== Saved entries ==
-- begin --
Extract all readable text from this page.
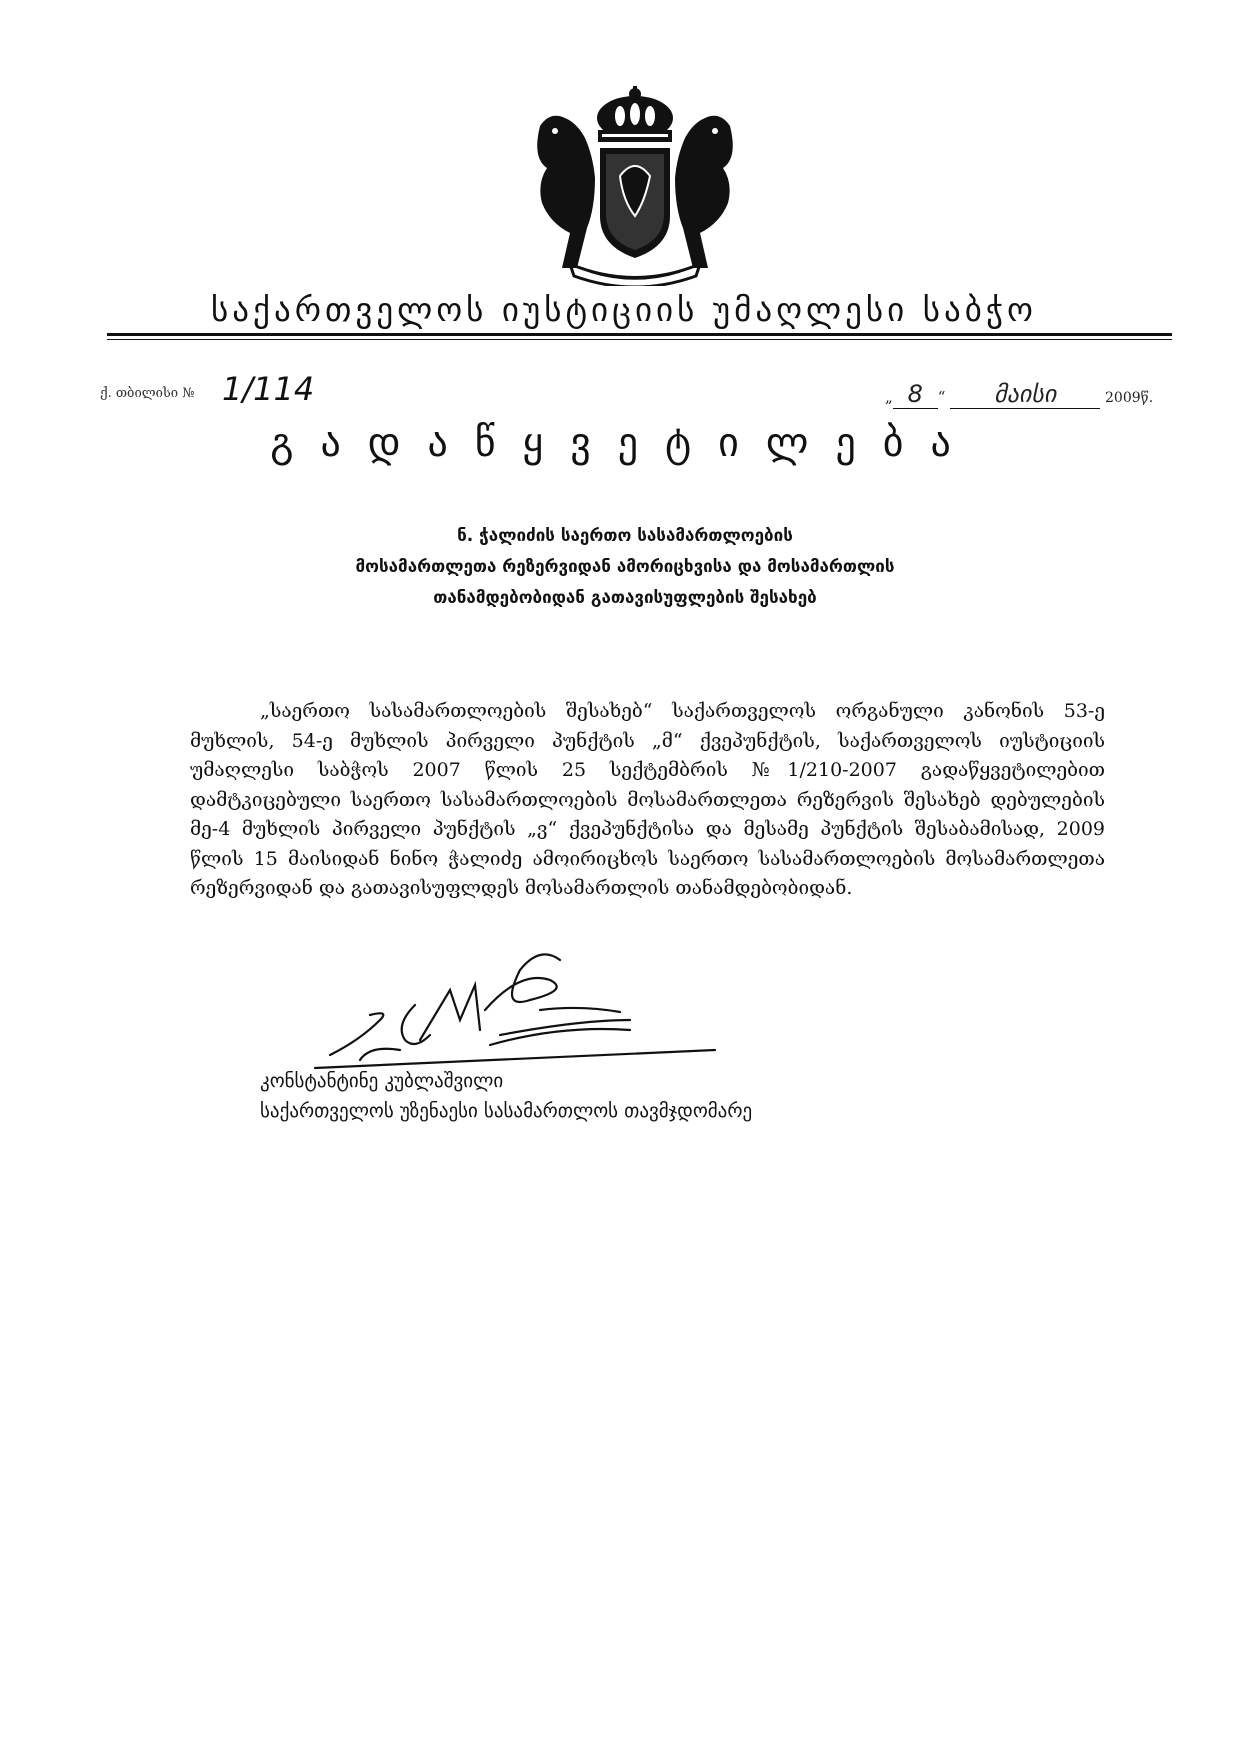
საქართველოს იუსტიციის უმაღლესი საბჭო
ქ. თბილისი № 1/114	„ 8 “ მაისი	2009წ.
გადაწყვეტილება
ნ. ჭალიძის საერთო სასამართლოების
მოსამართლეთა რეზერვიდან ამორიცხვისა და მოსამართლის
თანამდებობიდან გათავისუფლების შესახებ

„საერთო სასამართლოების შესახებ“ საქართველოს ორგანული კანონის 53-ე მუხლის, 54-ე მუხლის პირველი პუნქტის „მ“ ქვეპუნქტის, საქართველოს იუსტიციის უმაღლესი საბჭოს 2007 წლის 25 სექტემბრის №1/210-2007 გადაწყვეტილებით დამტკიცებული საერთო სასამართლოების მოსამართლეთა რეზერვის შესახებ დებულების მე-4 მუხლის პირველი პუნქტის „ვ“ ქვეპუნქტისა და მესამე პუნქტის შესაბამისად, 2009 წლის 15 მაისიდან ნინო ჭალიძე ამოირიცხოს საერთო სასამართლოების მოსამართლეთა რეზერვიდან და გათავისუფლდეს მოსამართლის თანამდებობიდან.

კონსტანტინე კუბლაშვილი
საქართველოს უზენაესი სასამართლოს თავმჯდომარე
-- end --
== TASK DIRECTIONS ==
Give the entries again without a single change, but with no pictures.

== SOLUTION FOR THIS TASK ==
Extract all readable text from this page.
საქართველოს იუსტიციის უმაღლესი საბჭო
ქ. თბილისი № 1/114	„ 8 “ მაისი	2009წ.
გადაწყვეტილება
ნ. ჭალიძის საერთო სასამართლოების
მოსამართლეთა რეზერვიდან ამორიცხვისა და მოსამართლის
თანამდებობიდან გათავისუფლების შესახებ

„საერთო სასამართლოების შესახებ“ საქართველოს ორგანული კანონის 53-ე მუხლის, 54-ე მუხლის პირველი პუნქტის „მ“ ქვეპუნქტის, საქართველოს იუსტიციის უმაღლესი საბჭოს 2007 წლის 25 სექტემბრის №1/210-2007 გადაწყვეტილებით დამტკიცებული საერთო სასამართლოების მოსამართლეთა რეზერვის შესახებ დებულების მე-4 მუხლის პირველი პუნქტის „ვ“ ქვეპუნქტისა და მესამე პუნქტის შესაბამისად, 2009 წლის 15 მაისიდან ნინო ჭალიძე ამოირიცხოს საერთო სასამართლოების მოსამართლეთა რეზერვიდან და გათავისუფლდეს მოსამართლის თანამდებობიდან.

კონსტანტინე კუბლაშვილი
საქართველოს უზენაესი სასამართლოს თავმჯდომარე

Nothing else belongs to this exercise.